SHORT PROBLEM -> Copy every entry word for word. Skip the pictures.

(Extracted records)
================================

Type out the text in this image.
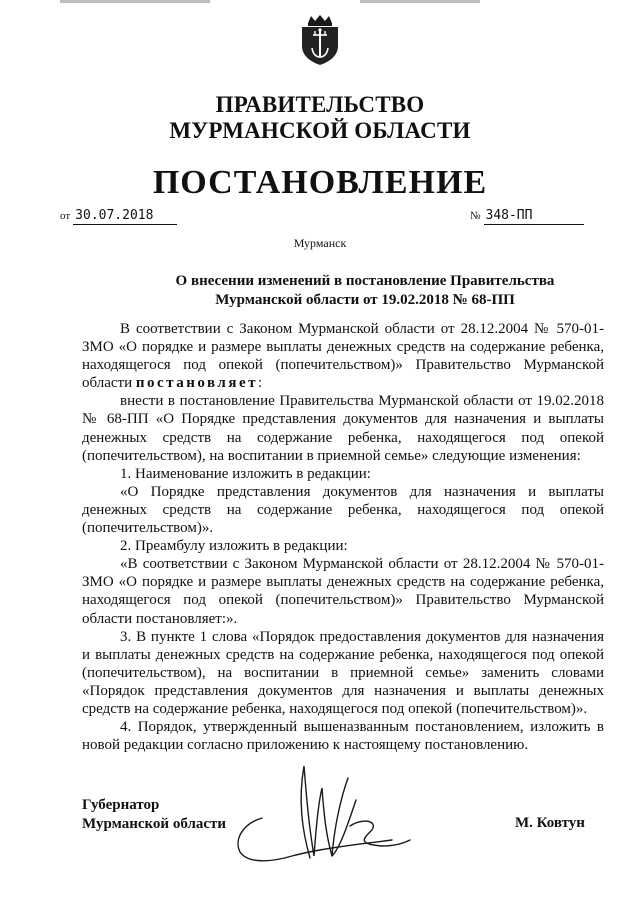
ПРАВИТЕЛЬСТВО
МУРМАНСКОЙ ОБЛАСТИ
ПОСТАНОВЛЕНИЕ
от 30.07.2018	№ 348-ПП
Мурманск
О внесении изменений в постановление Правительства
Мурманской области от 19.02.2018 № 68-ПП

В соответствии с Законом Мурманской области от 28.12.2004 № 570-01-ЗМО «О порядке и размере выплаты денежных средств на содержание ребенка, находящегося под опекой (попечительством)» Правительство Мурманской области постановляет:

внести в постановление Правительства Мурманской области от 19.02.2018 № 68-ПП «О Порядке представления документов для назначения и выплаты денежных средств на содержание ребенка, находящегося под опекой (попечительством), на воспитании в приемной семье» следующие изменения:

1. Наименование изложить в редакции:

«О Порядке представления документов для назначения и выплаты денежных средств на содержание ребенка, находящегося под опекой (попечительством)».

2. Преамбулу изложить в редакции:

«В соответствии с Законом Мурманской области от 28.12.2004 № 570-01-ЗМО «О порядке и размере выплаты денежных средств на содержание ребенка, находящегося под опекой (попечительством)» Правительство Мурманской области постановляет:».

3. В пункте 1 слова «Порядок предоставления документов для назначения и выплаты денежных средств на содержание ребенка, находящегося под опекой (попечительством), на воспитании в приемной семье» заменить словами «Порядок представления документов для назначения и выплаты денежных средств на содержание ребенка, находящегося под опекой (попечительством)».

4. Порядок, утвержденный вышеназванным постановлением, изложить в новой редакции согласно приложению к настоящему постановлению.

Губернатор
Мурманской области	М. Ковтун
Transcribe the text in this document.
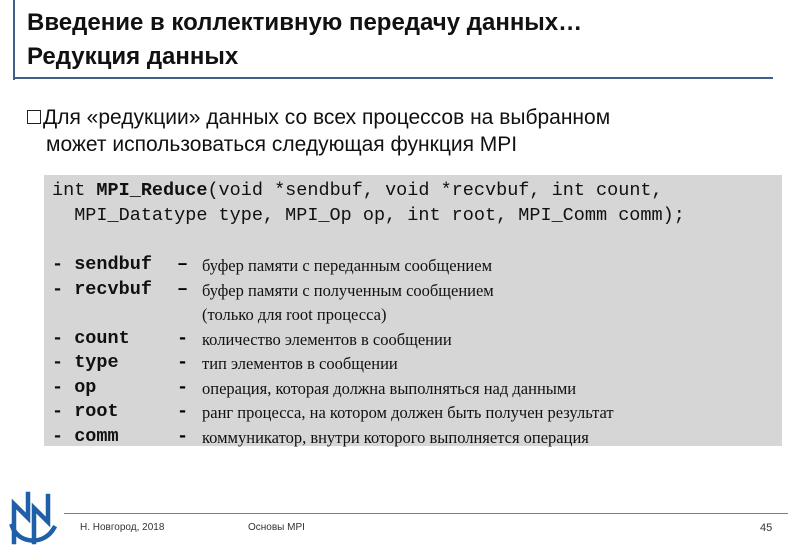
Введение в коллективную передачу данных…
Редукция данных
Для «редукции» данных со всех процессов на выбранном
может использоваться следующая функция MPI
int MPI_Reduce(void *sendbuf, void *recvbuf, int count,
MPI_Datatype type, MPI_Op op, int root, MPI_Comm comm);
- sendbuf – буфер памяти с переданным сообщением
- recvbuf – буфер памяти с полученным сообщением
(только для root процесса)
- count	- количество элементов в сообщении
- type	- тип элементов в сообщении
- op	- операция, которая должна выполняться над данными
- root	- ранг процесса, на котором должен быть получен результат
- comm	- коммуникатор, внутри которого выполняется операция
Н. Новгород, 2018	Основы MPI	45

================================

ANSWER BELOW ->
Type out the text in this image.
ПРАВИТЕЛЬСТВО
МУРМАНСКОЙ ОБЛАСТИ
ПОСТАНОВЛЕНИЕ
от 30.07.2018	№ 348-ПП
Мурманск
О внесении изменений в постановление Правительства
Мурманской области от 19.02.2018 № 68-ПП

В соответствии с Законом Мурманской области от 28.12.2004 № 570-01-ЗМО «О порядке и размере выплаты денежных средств на содержание ребенка, находящегося под опекой (попечительством)» Правительство Мурманской области постановляет:

внести в постановление Правительства Мурманской области от 19.02.2018 № 68-ПП «О Порядке представления документов для назначения и выплаты денежных средств на содержание ребенка, находящегося под опекой (попечительством), на воспитании в приемной семье» следующие изменения:

1. Наименование изложить в редакции:

«О Порядке представления документов для назначения и выплаты денежных средств на содержание ребенка, находящегося под опекой (попечительством)».

2. Преамбулу изложить в редакции:

«В соответствии с Законом Мурманской области от 28.12.2004 № 570-01-ЗМО «О порядке и размере выплаты денежных средств на содержание ребенка, находящегося под опекой (попечительством)» Правительство Мурманской области постановляет:».

3. В пункте 1 слова «Порядок предоставления документов для назначения и выплаты денежных средств на содержание ребенка, находящегося под опекой (попечительством), на воспитании в приемной семье» заменить словами «Порядок представления документов для назначения и выплаты денежных средств на содержание ребенка, находящегося под опекой (попечительством)».

4. Порядок, утвержденный вышеназванным постановлением, изложить в новой редакции согласно приложению к настоящему постановлению.

Губернатор
Мурманской области	М. Ковтун
Transcribe the text in this document.
Введение в коллективную передачу данных…
Редукция данных
Для «редукции» данных со всех процессов на выбранном
может использоваться следующая функция MPI
int MPI_Reduce(void *sendbuf, void *recvbuf, int count,
MPI_Datatype type, MPI_Op op, int root, MPI_Comm comm);
- sendbuf – буфер памяти с переданным сообщением
- recvbuf – буфер памяти с полученным сообщением
(только для root процесса)
- count	- количество элементов в сообщении
- type	- тип элементов в сообщении
- op	- операция, которая должна выполняться над данными
- root	- ранг процесса, на котором должен быть получен результат
- comm	- коммуникатор, внутри которого выполняется операция
Н. Новгород, 2018	Основы MPI	45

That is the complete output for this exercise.